/---

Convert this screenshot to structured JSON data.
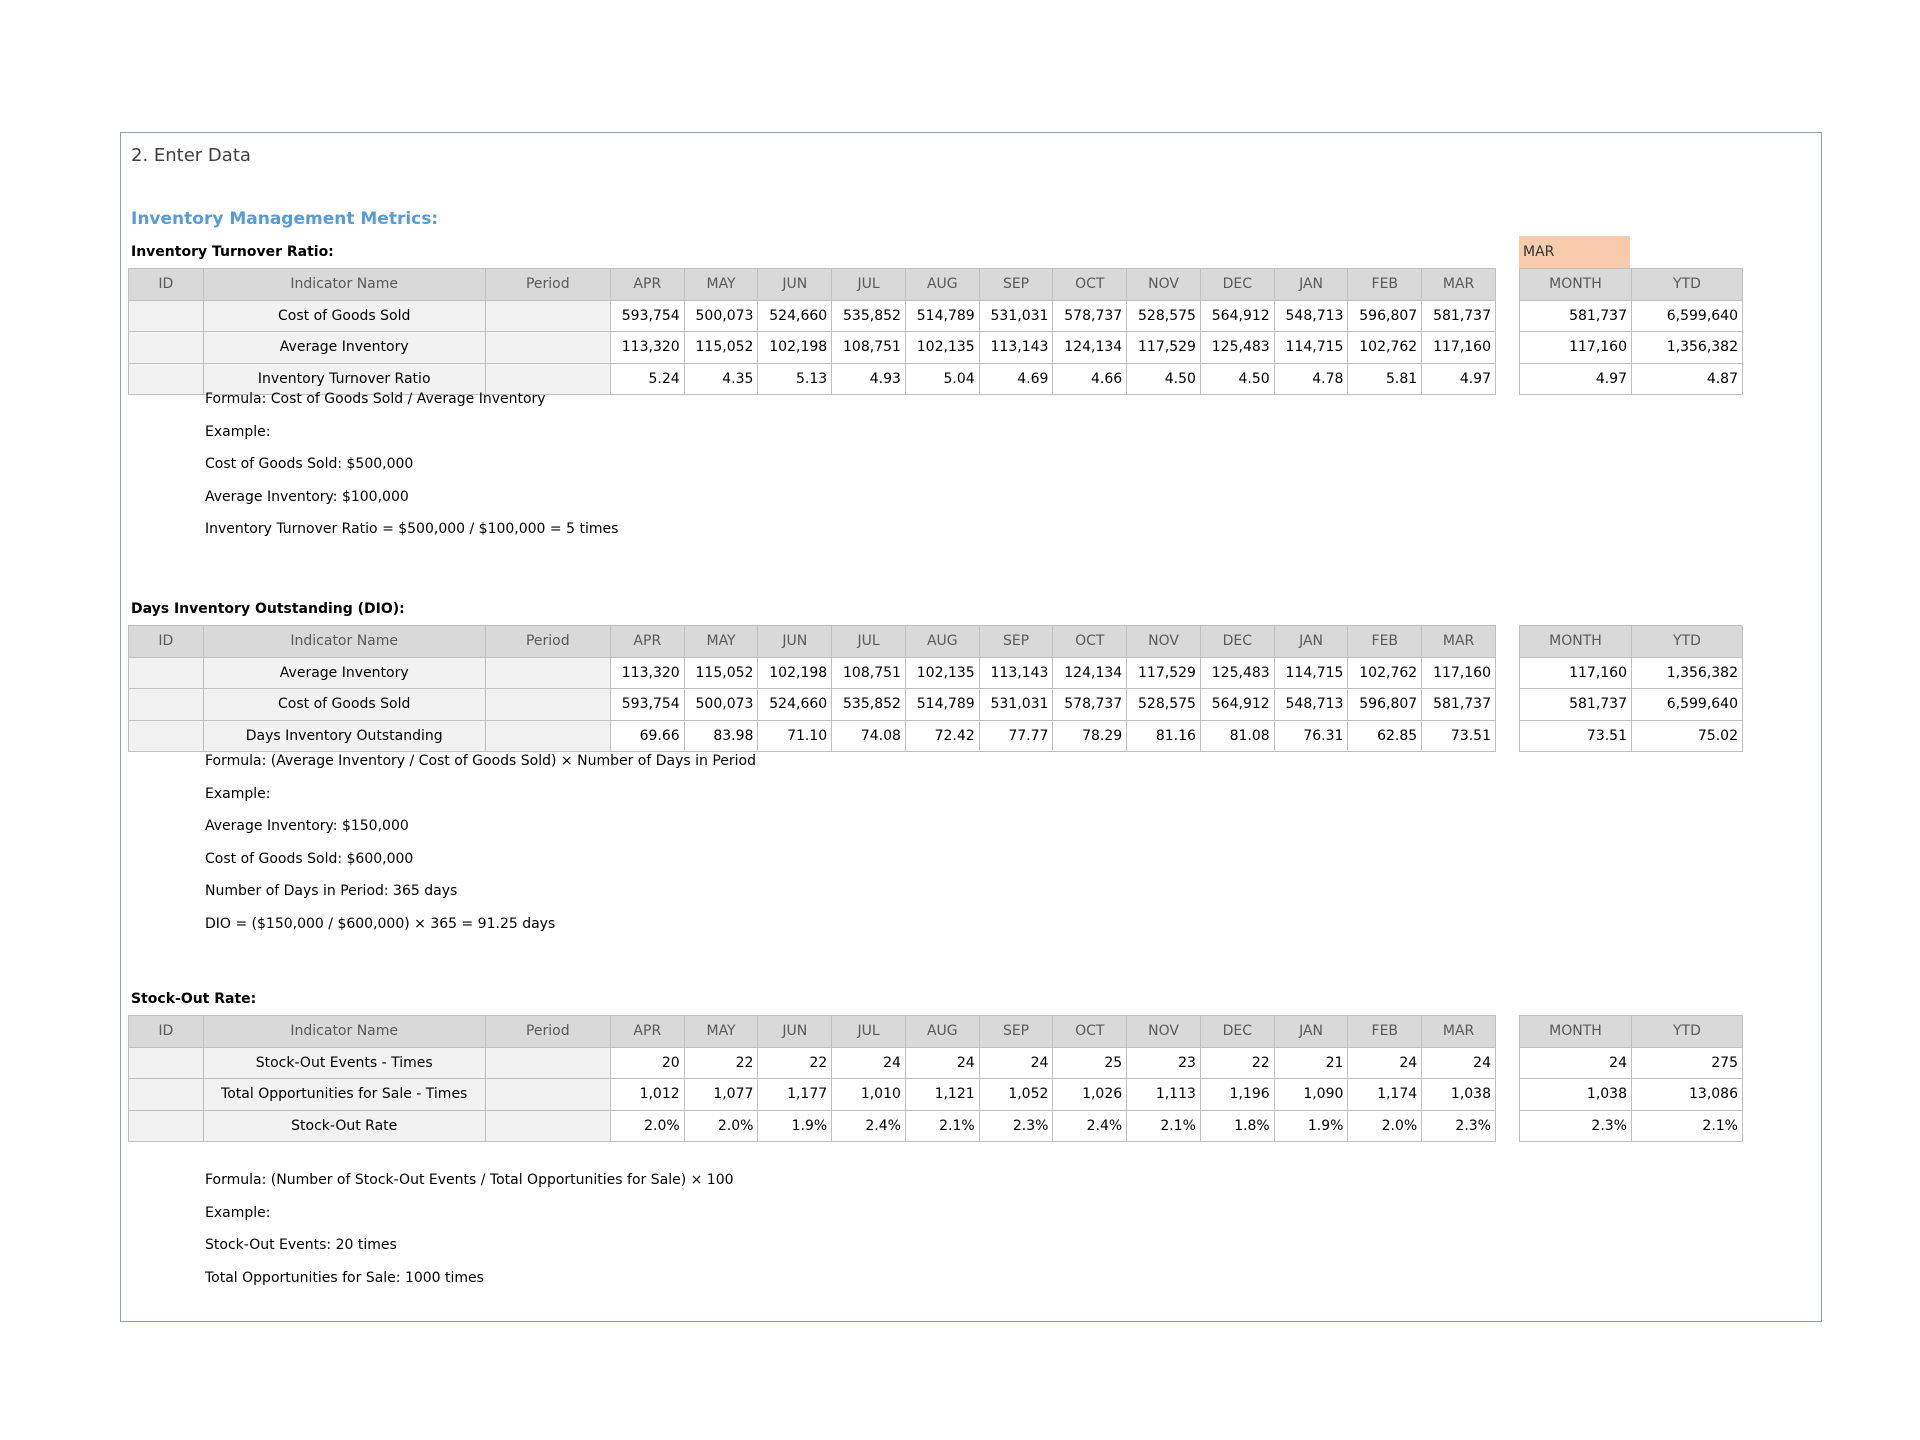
{
  "heading": "2. Enter Data",
  "subheading": "Inventory Management Metrics:",
  "selected_month": "MAR",
  "columns": {
    "id": "ID",
    "name": "Indicator Name",
    "period": "Period",
    "months": [
      "APR",
      "MAY",
      "JUN",
      "JUL",
      "AUG",
      "SEP",
      "OCT",
      "NOV",
      "DEC",
      "JAN",
      "FEB",
      "MAR"
    ],
    "summary": [
      "MONTH",
      "YTD"
    ]
  },
  "sections": [
    {
      "label": "Inventory Turnover Ratio:",
      "rows": [
        {
          "name": "Cost of Goods Sold",
          "values": [
            "593,754",
            "500,073",
            "524,660",
            "535,852",
            "514,789",
            "531,031",
            "578,737",
            "528,575",
            "564,912",
            "548,713",
            "596,807",
            "581,737"
          ],
          "month": "581,737",
          "ytd": "6,599,640"
        },
        {
          "name": "Average Inventory",
          "values": [
            "113,320",
            "115,052",
            "102,198",
            "108,751",
            "102,135",
            "113,143",
            "124,134",
            "117,529",
            "125,483",
            "114,715",
            "102,762",
            "117,160"
          ],
          "month": "117,160",
          "ytd": "1,356,382"
        },
        {
          "name": "Inventory Turnover Ratio",
          "values": [
            "5.24",
            "4.35",
            "5.13",
            "4.93",
            "5.04",
            "4.69",
            "4.66",
            "4.50",
            "4.50",
            "4.78",
            "5.81",
            "4.97"
          ],
          "month": "4.97",
          "ytd": "4.87"
        }
      ],
      "notes": [
        "Formula: Cost of Goods Sold / Average Inventory",
        "Example:",
        "Cost of Goods Sold: $500,000",
        "Average Inventory: $100,000",
        "Inventory Turnover Ratio = $500,000 / $100,000 = 5 times"
      ]
    },
    {
      "label": "Days Inventory Outstanding (DIO):",
      "rows": [
        {
          "name": "Average Inventory",
          "values": [
            "113,320",
            "115,052",
            "102,198",
            "108,751",
            "102,135",
            "113,143",
            "124,134",
            "117,529",
            "125,483",
            "114,715",
            "102,762",
            "117,160"
          ],
          "month": "117,160",
          "ytd": "1,356,382"
        },
        {
          "name": "Cost of Goods Sold",
          "values": [
            "593,754",
            "500,073",
            "524,660",
            "535,852",
            "514,789",
            "531,031",
            "578,737",
            "528,575",
            "564,912",
            "548,713",
            "596,807",
            "581,737"
          ],
          "month": "581,737",
          "ytd": "6,599,640"
        },
        {
          "name": "Days Inventory Outstanding",
          "values": [
            "69.66",
            "83.98",
            "71.10",
            "74.08",
            "72.42",
            "77.77",
            "78.29",
            "81.16",
            "81.08",
            "76.31",
            "62.85",
            "73.51"
          ],
          "month": "73.51",
          "ytd": "75.02"
        }
      ],
      "notes": [
        "Formula: (Average Inventory / Cost of Goods Sold) × Number of Days in Period",
        "Example:",
        "Average Inventory: $150,000",
        "Cost of Goods Sold: $600,000",
        "Number of Days in Period: 365 days",
        "DIO = ($150,000 / $600,000) × 365 = 91.25 days"
      ]
    },
    {
      "label": "Stock-Out Rate:",
      "rows": [
        {
          "name": "Stock-Out Events - Times",
          "values": [
            "20",
            "22",
            "22",
            "24",
            "24",
            "24",
            "25",
            "23",
            "22",
            "21",
            "24",
            "24"
          ],
          "month": "24",
          "ytd": "275"
        },
        {
          "name": "Total Opportunities for Sale - Times",
          "values": [
            "1,012",
            "1,077",
            "1,177",
            "1,010",
            "1,121",
            "1,052",
            "1,026",
            "1,113",
            "1,196",
            "1,090",
            "1,174",
            "1,038"
          ],
          "month": "1,038",
          "ytd": "13,086"
        },
        {
          "name": "Stock-Out Rate",
          "values": [
            "2.0%",
            "2.0%",
            "1.9%",
            "2.4%",
            "2.1%",
            "2.3%",
            "2.4%",
            "2.1%",
            "1.8%",
            "1.9%",
            "2.0%",
            "2.3%"
          ],
          "month": "2.3%",
          "ytd": "2.1%"
        }
      ],
      "notes": [
        "Formula: (Number of Stock-Out Events / Total Opportunities for Sale) × 100",
        "Example:",
        "Stock-Out Events: 20 times",
        "Total Opportunities for Sale: 1000 times"
      ]
    }
  ]
}
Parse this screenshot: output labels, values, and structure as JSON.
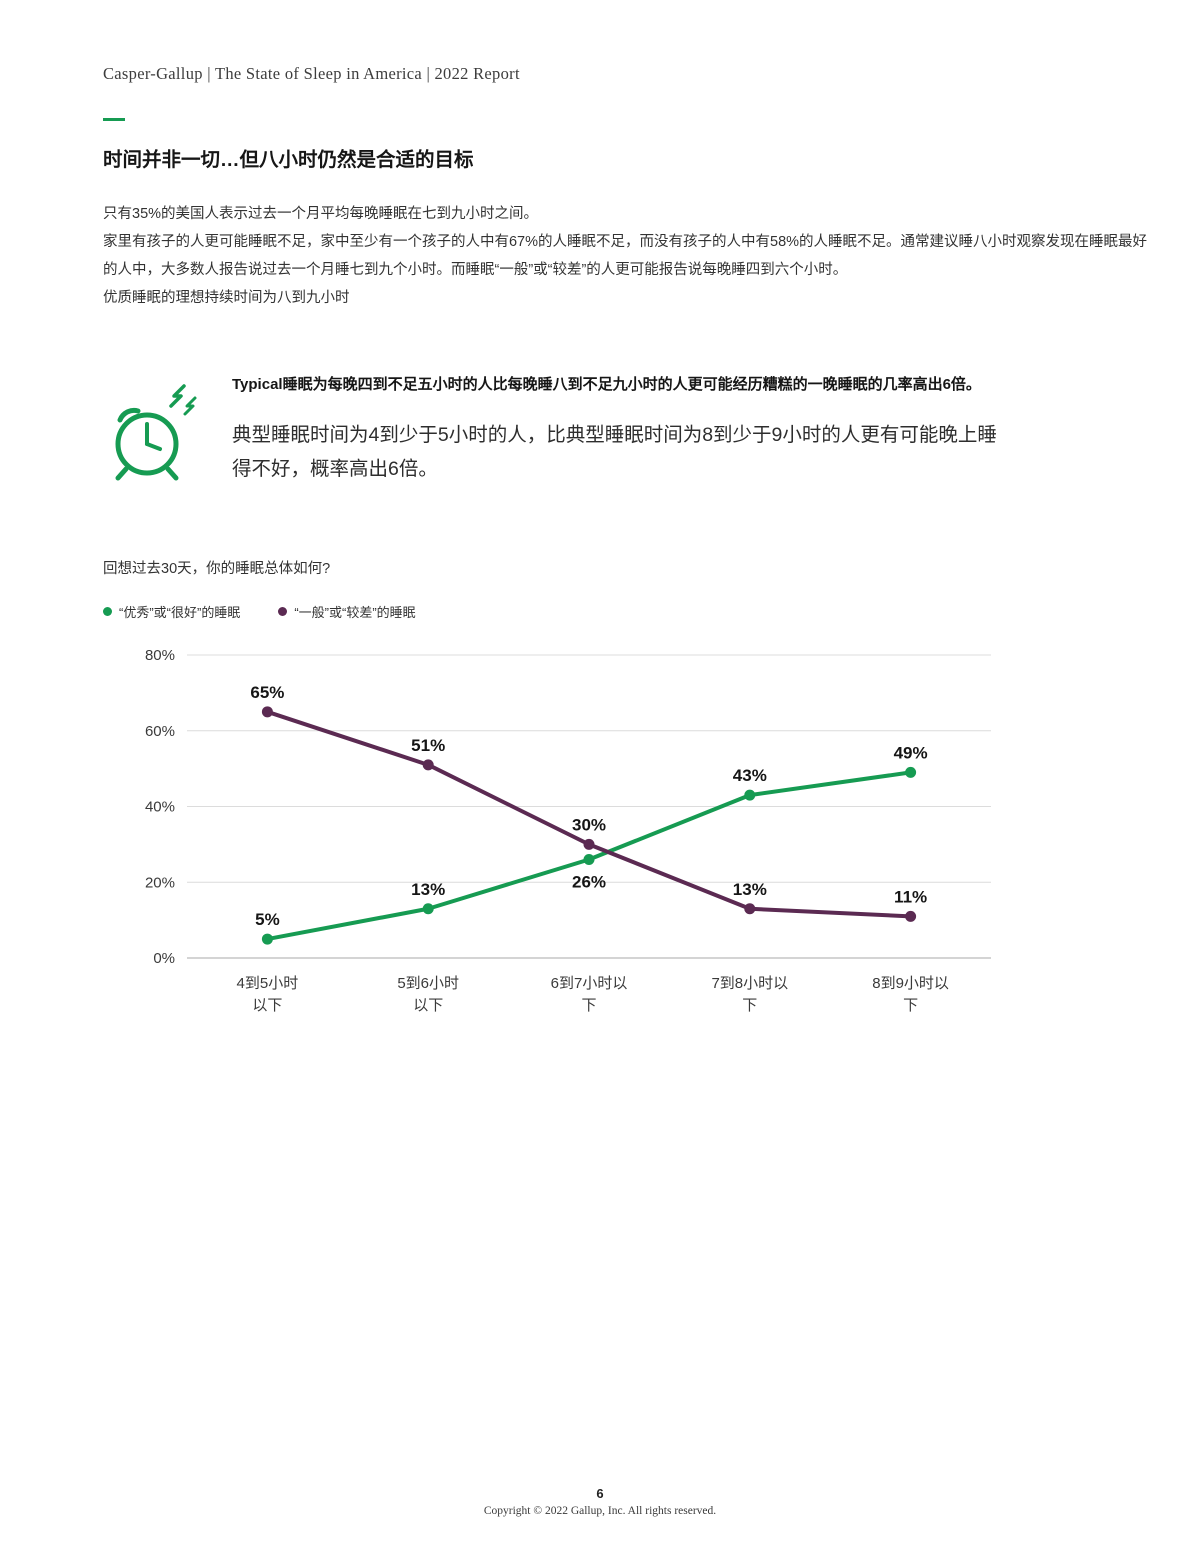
{
  "page": {
    "header": "Casper-Gallup | The State of Sleep in America  |  2022 Report",
    "title": "时间并非一切…但八小时仍然是合适的目标",
    "paragraphs": [
      "只有35%的美国人表示过去一个月平均每晚睡眠在七到九小时之间。",
      "家里有孩子的人更可能睡眠不足，家中至少有一个孩子的人中有67%的人睡眠不足，而没有孩子的人中有58%的人睡眠不足。通常建议睡八小时观察发现在睡眠最好的人中，大多数人报告说过去一个月睡七到九个小时。而睡眠“一般”或“较差”的人更可能报告说每晚睡四到六个小时。",
      "优质睡眠的理想持续时间为八到九小时"
    ],
    "callout": {
      "bold_text": "Typical睡眠为每晚四到不足五小时的人比每晚睡八到不足九小时的人更可能经历糟糕的一晚睡眠的几率高出6倍。",
      "body_text": "典型睡眠时间为4到少于5小时的人，比典型睡眠时间为8到少于9小时的人更有可能晚上睡得不好，概率高出6倍。"
    },
    "question": "回想过去30天，你的睡眠总体如何?",
    "footer": {
      "page_number": "6",
      "copyright": "Copyright © 2022 Gallup, Inc. All rights reserved."
    }
  },
  "colors": {
    "green": "#169b52",
    "purple": "#5b2a52",
    "grid": "#dcdcdc",
    "axis_text": "#3a3a3a",
    "data_label": "#161616"
  },
  "chart_data": {
    "type": "line",
    "title": "回想过去30天，你的睡眠总体如何?",
    "categories": [
      "4到5小时\n以下",
      "5到6小时\n以下",
      "6到7小时以\n下",
      "7到8小时以\n下",
      "8到9小时以\n下"
    ],
    "series": [
      {
        "name": "“优秀”或“很好”的睡眠",
        "color": "#169b52",
        "values": [
          5,
          13,
          26,
          43,
          49
        ],
        "label_positions": [
          "above",
          "above",
          "below",
          "above",
          "above"
        ]
      },
      {
        "name": "“一般”或“较差”的睡眠",
        "color": "#5b2a52",
        "values": [
          65,
          51,
          30,
          13,
          11
        ],
        "label_positions": [
          "above",
          "above",
          "above",
          "above",
          "above"
        ]
      }
    ],
    "xlabel": "",
    "ylabel": "",
    "ylim": [
      0,
      80
    ],
    "yticks": [
      0,
      20,
      40,
      60,
      80
    ],
    "ytick_labels": [
      "0%",
      "20%",
      "40%",
      "60%",
      "80%"
    ],
    "grid": true,
    "legend_position": "top-left"
  }
}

\---

## Task
Give the data above again in full and unchanged, skipping the pictures.

## Written response
Convert this screenshot to structured JSON data.
{
  "heading": "2. Enter Data",
  "subheading": "Inventory Management Metrics:",
  "selected_month": "MAR",
  "columns": {
    "id": "ID",
    "name": "Indicator Name",
    "period": "Period",
    "months": [
      "APR",
      "MAY",
      "JUN",
      "JUL",
      "AUG",
      "SEP",
      "OCT",
      "NOV",
      "DEC",
      "JAN",
      "FEB",
      "MAR"
    ],
    "summary": [
      "MONTH",
      "YTD"
    ]
  },
  "sections": [
    {
      "label": "Inventory Turnover Ratio:",
      "rows": [
        {
          "name": "Cost of Goods Sold",
          "values": [
            "593,754",
            "500,073",
            "524,660",
            "535,852",
            "514,789",
            "531,031",
            "578,737",
            "528,575",
            "564,912",
            "548,713",
            "596,807",
            "581,737"
          ],
          "month": "581,737",
          "ytd": "6,599,640"
        },
        {
          "name": "Average Inventory",
          "values": [
            "113,320",
            "115,052",
            "102,198",
            "108,751",
            "102,135",
            "113,143",
            "124,134",
            "117,529",
            "125,483",
            "114,715",
            "102,762",
            "117,160"
          ],
          "month": "117,160",
          "ytd": "1,356,382"
        },
        {
          "name": "Inventory Turnover Ratio",
          "values": [
            "5.24",
            "4.35",
            "5.13",
            "4.93",
            "5.04",
            "4.69",
            "4.66",
            "4.50",
            "4.50",
            "4.78",
            "5.81",
            "4.97"
          ],
          "month": "4.97",
          "ytd": "4.87"
        }
      ],
      "notes": [
        "Formula: Cost of Goods Sold / Average Inventory",
        "Example:",
        "Cost of Goods Sold: $500,000",
        "Average Inventory: $100,000",
        "Inventory Turnover Ratio = $500,000 / $100,000 = 5 times"
      ]
    },
    {
      "label": "Days Inventory Outstanding (DIO):",
      "rows": [
        {
          "name": "Average Inventory",
          "values": [
            "113,320",
            "115,052",
            "102,198",
            "108,751",
            "102,135",
            "113,143",
            "124,134",
            "117,529",
            "125,483",
            "114,715",
            "102,762",
            "117,160"
          ],
          "month": "117,160",
          "ytd": "1,356,382"
        },
        {
          "name": "Cost of Goods Sold",
          "values": [
            "593,754",
            "500,073",
            "524,660",
            "535,852",
            "514,789",
            "531,031",
            "578,737",
            "528,575",
            "564,912",
            "548,713",
            "596,807",
            "581,737"
          ],
          "month": "581,737",
          "ytd": "6,599,640"
        },
        {
          "name": "Days Inventory Outstanding",
          "values": [
            "69.66",
            "83.98",
            "71.10",
            "74.08",
            "72.42",
            "77.77",
            "78.29",
            "81.16",
            "81.08",
            "76.31",
            "62.85",
            "73.51"
          ],
          "month": "73.51",
          "ytd": "75.02"
        }
      ],
      "notes": [
        "Formula: (Average Inventory / Cost of Goods Sold) × Number of Days in Period",
        "Example:",
        "Average Inventory: $150,000",
        "Cost of Goods Sold: $600,000",
        "Number of Days in Period: 365 days",
        "DIO = ($150,000 / $600,000) × 365 = 91.25 days"
      ]
    },
    {
      "label": "Stock-Out Rate:",
      "rows": [
        {
          "name": "Stock-Out Events - Times",
          "values": [
            "20",
            "22",
            "22",
            "24",
            "24",
            "24",
            "25",
            "23",
            "22",
            "21",
            "24",
            "24"
          ],
          "month": "24",
          "ytd": "275"
        },
        {
          "name": "Total Opportunities for Sale - Times",
          "values": [
            "1,012",
            "1,077",
            "1,177",
            "1,010",
            "1,121",
            "1,052",
            "1,026",
            "1,113",
            "1,196",
            "1,090",
            "1,174",
            "1,038"
          ],
          "month": "1,038",
          "ytd": "13,086"
        },
        {
          "name": "Stock-Out Rate",
          "values": [
            "2.0%",
            "2.0%",
            "1.9%",
            "2.4%",
            "2.1%",
            "2.3%",
            "2.4%",
            "2.1%",
            "1.8%",
            "1.9%",
            "2.0%",
            "2.3%"
          ],
          "month": "2.3%",
          "ytd": "2.1%"
        }
      ],
      "notes": [
        "Formula: (Number of Stock-Out Events / Total Opportunities for Sale) × 100",
        "Example:",
        "Stock-Out Events: 20 times",
        "Total Opportunities for Sale: 1000 times"
      ]
    }
  ]
}
Parse this screenshot: output labels, values, and structure as JSON.
{
  "page": {
    "header": "Casper-Gallup | The State of Sleep in America  |  2022 Report",
    "title": "时间并非一切…但八小时仍然是合适的目标",
    "paragraphs": [
      "只有35%的美国人表示过去一个月平均每晚睡眠在七到九小时之间。",
      "家里有孩子的人更可能睡眠不足，家中至少有一个孩子的人中有67%的人睡眠不足，而没有孩子的人中有58%的人睡眠不足。通常建议睡八小时观察发现在睡眠最好的人中，大多数人报告说过去一个月睡七到九个小时。而睡眠“一般”或“较差”的人更可能报告说每晚睡四到六个小时。",
      "优质睡眠的理想持续时间为八到九小时"
    ],
    "callout": {
      "bold_text": "Typical睡眠为每晚四到不足五小时的人比每晚睡八到不足九小时的人更可能经历糟糕的一晚睡眠的几率高出6倍。",
      "body_text": "典型睡眠时间为4到少于5小时的人，比典型睡眠时间为8到少于9小时的人更有可能晚上睡得不好，概率高出6倍。"
    },
    "question": "回想过去30天，你的睡眠总体如何?",
    "footer": {
      "page_number": "6",
      "copyright": "Copyright © 2022 Gallup, Inc. All rights reserved."
    }
  },
  "colors": {
    "green": "#169b52",
    "purple": "#5b2a52",
    "grid": "#dcdcdc",
    "axis_text": "#3a3a3a",
    "data_label": "#161616"
  },
  "chart_data": {
    "type": "line",
    "title": "回想过去30天，你的睡眠总体如何?",
    "categories": [
      "4到5小时\n以下",
      "5到6小时\n以下",
      "6到7小时以\n下",
      "7到8小时以\n下",
      "8到9小时以\n下"
    ],
    "series": [
      {
        "name": "“优秀”或“很好”的睡眠",
        "color": "#169b52",
        "values": [
          5,
          13,
          26,
          43,
          49
        ],
        "label_positions": [
          "above",
          "above",
          "below",
          "above",
          "above"
        ]
      },
      {
        "name": "“一般”或“较差”的睡眠",
        "color": "#5b2a52",
        "values": [
          65,
          51,
          30,
          13,
          11
        ],
        "label_positions": [
          "above",
          "above",
          "above",
          "above",
          "above"
        ]
      }
    ],
    "xlabel": "",
    "ylabel": "",
    "ylim": [
      0,
      80
    ],
    "yticks": [
      0,
      20,
      40,
      60,
      80
    ],
    "ytick_labels": [
      "0%",
      "20%",
      "40%",
      "60%",
      "80%"
    ],
    "grid": true,
    "legend_position": "top-left"
  }
}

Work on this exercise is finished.